EXERCISE DIRECTIONS: Find each line containing the string "podtrzymywania" and return it.

** start RECORDS SUPPLIED **

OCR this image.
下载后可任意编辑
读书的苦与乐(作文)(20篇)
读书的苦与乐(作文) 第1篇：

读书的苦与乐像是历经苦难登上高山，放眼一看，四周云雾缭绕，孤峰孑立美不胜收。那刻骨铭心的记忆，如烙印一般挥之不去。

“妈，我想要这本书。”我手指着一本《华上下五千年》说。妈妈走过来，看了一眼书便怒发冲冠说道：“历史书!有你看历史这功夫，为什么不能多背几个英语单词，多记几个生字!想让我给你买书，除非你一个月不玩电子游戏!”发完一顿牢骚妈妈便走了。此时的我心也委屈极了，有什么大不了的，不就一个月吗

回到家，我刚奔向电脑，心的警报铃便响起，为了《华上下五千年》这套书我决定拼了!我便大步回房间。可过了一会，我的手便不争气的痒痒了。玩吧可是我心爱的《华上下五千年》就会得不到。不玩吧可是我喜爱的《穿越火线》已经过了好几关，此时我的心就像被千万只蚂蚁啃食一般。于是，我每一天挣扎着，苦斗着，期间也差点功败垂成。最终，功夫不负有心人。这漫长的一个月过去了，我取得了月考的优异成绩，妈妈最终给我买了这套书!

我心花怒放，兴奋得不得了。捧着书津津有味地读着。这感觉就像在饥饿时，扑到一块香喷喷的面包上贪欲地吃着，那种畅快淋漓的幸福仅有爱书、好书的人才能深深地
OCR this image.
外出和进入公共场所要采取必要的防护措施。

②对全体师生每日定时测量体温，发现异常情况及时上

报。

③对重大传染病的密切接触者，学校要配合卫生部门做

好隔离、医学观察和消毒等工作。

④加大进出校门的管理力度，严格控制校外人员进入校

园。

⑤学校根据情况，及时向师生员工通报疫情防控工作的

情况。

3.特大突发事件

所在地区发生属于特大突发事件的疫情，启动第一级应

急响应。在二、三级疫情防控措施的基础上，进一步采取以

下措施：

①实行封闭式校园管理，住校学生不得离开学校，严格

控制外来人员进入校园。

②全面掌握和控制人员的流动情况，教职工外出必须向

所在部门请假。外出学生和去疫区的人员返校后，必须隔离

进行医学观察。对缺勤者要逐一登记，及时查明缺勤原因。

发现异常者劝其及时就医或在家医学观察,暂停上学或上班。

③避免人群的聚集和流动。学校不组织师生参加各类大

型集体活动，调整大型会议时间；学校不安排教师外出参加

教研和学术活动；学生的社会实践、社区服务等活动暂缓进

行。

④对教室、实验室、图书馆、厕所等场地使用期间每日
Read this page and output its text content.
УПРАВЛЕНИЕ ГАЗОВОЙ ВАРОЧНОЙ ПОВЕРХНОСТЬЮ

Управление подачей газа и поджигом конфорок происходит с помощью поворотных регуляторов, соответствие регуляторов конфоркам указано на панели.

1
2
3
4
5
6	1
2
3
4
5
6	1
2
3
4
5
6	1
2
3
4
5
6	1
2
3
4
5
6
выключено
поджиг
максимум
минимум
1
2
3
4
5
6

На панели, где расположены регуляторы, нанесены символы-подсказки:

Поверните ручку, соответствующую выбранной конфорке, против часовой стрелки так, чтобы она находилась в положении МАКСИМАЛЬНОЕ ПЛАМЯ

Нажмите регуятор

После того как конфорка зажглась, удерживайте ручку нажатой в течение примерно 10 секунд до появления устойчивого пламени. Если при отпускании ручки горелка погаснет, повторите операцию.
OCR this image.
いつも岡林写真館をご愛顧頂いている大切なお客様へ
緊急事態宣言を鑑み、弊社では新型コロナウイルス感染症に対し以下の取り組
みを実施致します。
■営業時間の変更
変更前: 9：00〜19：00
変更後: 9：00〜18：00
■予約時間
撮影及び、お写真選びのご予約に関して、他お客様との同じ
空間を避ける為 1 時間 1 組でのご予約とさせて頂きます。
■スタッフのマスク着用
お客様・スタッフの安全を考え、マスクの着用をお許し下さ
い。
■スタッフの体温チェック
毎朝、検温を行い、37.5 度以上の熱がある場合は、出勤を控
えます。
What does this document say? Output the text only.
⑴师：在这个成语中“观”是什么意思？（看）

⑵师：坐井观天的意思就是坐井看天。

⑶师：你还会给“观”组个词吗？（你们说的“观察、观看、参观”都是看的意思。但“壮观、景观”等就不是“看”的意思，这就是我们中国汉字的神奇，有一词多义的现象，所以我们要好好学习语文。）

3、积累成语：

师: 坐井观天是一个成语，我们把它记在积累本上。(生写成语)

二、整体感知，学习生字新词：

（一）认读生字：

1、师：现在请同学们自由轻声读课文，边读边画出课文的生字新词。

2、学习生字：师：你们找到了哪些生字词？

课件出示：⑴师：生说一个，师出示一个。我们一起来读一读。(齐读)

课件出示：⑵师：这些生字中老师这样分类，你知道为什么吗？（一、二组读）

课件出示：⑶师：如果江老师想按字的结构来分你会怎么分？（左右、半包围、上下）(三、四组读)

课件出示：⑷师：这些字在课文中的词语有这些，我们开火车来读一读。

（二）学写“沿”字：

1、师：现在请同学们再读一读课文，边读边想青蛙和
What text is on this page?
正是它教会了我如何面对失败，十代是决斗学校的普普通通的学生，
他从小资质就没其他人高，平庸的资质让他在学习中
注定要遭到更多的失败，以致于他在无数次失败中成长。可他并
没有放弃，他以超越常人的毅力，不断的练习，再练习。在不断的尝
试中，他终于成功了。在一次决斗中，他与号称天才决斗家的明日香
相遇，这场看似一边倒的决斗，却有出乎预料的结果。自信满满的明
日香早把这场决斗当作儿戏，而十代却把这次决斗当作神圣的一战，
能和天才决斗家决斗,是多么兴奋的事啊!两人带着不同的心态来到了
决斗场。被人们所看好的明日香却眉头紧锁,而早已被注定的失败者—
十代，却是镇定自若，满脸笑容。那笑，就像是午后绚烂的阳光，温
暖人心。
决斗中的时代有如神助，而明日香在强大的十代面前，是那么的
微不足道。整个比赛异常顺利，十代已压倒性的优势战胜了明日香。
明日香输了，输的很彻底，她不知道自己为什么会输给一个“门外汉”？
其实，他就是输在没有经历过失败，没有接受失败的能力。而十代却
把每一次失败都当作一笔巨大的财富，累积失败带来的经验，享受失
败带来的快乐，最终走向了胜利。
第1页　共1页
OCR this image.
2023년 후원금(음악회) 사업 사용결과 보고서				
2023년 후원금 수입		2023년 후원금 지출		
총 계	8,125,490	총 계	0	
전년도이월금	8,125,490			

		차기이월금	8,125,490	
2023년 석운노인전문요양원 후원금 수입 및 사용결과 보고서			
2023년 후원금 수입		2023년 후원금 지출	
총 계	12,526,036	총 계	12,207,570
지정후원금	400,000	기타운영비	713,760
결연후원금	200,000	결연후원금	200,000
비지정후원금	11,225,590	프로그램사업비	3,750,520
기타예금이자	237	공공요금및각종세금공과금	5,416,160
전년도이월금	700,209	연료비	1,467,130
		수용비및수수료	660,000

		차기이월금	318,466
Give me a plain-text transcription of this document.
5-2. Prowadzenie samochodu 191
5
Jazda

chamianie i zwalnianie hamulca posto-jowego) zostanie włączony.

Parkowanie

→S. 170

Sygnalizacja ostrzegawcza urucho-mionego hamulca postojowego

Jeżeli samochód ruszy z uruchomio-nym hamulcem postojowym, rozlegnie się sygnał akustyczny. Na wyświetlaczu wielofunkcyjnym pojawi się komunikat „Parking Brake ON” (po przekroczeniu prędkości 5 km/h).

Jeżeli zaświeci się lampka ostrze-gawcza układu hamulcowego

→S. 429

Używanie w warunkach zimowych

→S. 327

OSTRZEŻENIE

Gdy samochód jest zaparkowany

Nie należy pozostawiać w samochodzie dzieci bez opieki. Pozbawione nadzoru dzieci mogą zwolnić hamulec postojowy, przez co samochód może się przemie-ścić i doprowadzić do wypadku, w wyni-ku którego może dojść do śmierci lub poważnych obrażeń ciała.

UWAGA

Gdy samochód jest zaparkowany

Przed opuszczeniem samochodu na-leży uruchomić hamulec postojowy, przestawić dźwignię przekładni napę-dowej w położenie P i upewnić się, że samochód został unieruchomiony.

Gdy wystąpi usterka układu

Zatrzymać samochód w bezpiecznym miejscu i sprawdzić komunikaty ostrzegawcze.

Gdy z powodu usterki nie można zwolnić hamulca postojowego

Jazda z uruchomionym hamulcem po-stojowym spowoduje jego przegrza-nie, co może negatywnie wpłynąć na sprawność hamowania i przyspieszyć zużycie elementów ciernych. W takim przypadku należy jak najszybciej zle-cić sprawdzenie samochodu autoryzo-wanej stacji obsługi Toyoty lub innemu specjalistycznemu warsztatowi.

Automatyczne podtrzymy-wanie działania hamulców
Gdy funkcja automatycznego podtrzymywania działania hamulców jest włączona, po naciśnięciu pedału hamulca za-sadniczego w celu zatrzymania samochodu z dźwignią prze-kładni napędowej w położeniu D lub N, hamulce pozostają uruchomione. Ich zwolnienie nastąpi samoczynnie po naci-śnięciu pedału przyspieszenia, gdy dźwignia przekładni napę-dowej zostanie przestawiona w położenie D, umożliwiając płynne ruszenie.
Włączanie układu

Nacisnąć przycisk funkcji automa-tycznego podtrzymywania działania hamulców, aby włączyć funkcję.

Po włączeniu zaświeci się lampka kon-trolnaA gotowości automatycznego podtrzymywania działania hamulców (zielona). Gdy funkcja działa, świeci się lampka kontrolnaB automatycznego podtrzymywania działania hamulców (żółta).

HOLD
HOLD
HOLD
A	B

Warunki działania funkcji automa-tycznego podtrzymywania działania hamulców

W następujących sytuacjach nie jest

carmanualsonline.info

** end RECORDS SUPPLIED **

WRITTEN ANSWER:
Gdy funkcja automatycznego podtrzymywania działania hamulców jest włączona, po naciśnięciu pedału hamulca za-sadniczego w celu zatrzymania samochodu z dźwignią prze-kładni napędowej w położeniu D lub N, hamulce pozostają uruchomione. Ich zwolnienie nastąpi samoczynnie po naci-śnięciu pedału przyspieszenia, gdy dźwignia przekładni napę-dowej zostanie przestawiona w położenie D, umożliwiając płynne ruszenie.
Nacisnąć przycisk funkcji automa-tycznego podtrzymywania działania hamulców, aby włączyć funkcję.
Po włączeniu zaświeci się lampka kon-trolnaA gotowości automatycznego podtrzymywania działania hamulców (zielona). Gdy funkcja działa, świeci się lampka kontrolnaB automatycznego podtrzymywania działania hamulców (żółta).
Warunki działania funkcji automa-tycznego podtrzymywania działania hamulców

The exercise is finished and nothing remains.